* _Exercise_:
From the entries provided below, copy each line that contains the word "text".

====================

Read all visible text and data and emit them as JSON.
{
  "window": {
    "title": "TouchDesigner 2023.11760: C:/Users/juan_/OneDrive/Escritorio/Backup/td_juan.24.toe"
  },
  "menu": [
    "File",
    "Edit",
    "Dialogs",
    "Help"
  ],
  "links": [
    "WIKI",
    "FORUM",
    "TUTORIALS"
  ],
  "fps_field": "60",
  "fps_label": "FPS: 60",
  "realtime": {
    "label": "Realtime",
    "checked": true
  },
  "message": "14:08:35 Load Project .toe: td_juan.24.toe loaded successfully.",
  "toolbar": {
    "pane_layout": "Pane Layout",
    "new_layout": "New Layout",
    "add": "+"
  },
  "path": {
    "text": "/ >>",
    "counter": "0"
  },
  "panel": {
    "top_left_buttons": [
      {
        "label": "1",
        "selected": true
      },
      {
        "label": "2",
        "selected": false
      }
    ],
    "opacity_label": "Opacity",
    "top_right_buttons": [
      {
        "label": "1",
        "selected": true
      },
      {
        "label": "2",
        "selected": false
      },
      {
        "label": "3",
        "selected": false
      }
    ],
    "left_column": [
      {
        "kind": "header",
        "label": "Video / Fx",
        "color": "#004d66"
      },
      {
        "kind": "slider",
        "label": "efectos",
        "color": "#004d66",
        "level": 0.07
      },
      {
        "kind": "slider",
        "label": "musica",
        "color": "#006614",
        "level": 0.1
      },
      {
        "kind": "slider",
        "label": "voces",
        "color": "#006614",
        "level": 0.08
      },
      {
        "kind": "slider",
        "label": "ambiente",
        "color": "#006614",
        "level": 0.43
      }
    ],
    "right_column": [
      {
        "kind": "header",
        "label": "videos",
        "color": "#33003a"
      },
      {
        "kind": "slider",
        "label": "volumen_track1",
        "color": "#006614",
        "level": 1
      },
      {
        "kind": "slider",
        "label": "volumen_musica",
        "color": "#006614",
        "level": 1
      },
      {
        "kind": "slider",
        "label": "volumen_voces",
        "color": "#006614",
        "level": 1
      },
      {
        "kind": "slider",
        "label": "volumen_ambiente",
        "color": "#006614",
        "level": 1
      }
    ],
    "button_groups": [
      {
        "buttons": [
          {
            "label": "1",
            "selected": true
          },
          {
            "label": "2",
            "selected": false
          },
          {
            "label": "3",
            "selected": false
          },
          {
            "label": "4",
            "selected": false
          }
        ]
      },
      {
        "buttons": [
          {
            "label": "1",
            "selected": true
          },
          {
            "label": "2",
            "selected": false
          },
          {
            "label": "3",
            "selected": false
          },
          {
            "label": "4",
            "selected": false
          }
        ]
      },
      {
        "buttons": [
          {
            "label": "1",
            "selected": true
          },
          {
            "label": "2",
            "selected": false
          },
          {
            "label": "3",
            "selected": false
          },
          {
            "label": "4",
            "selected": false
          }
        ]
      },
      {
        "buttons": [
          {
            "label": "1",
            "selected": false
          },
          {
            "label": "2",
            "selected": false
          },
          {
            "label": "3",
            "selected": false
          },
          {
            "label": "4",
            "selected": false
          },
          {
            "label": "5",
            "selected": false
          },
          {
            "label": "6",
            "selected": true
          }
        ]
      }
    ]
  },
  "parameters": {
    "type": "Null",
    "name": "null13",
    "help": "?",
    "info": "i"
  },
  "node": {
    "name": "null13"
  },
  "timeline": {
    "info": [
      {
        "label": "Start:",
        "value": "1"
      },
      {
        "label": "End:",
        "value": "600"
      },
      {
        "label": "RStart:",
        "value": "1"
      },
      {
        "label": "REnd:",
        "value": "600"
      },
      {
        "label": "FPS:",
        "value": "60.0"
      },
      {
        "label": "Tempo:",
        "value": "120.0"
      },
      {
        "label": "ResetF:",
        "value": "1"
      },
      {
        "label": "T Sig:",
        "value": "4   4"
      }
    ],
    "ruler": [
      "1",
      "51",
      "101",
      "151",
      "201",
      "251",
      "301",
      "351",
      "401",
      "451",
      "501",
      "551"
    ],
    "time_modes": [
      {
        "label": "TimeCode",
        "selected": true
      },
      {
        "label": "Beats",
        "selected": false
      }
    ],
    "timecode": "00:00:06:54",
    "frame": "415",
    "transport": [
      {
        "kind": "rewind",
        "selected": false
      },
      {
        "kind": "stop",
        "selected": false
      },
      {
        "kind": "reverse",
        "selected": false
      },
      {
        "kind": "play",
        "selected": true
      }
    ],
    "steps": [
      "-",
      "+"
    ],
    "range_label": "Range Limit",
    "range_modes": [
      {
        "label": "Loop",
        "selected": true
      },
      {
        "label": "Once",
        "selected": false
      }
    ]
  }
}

====================

* _Result of this exercise_:
Read all visible text and data and emit them as JSON.
    "text": "/ >>",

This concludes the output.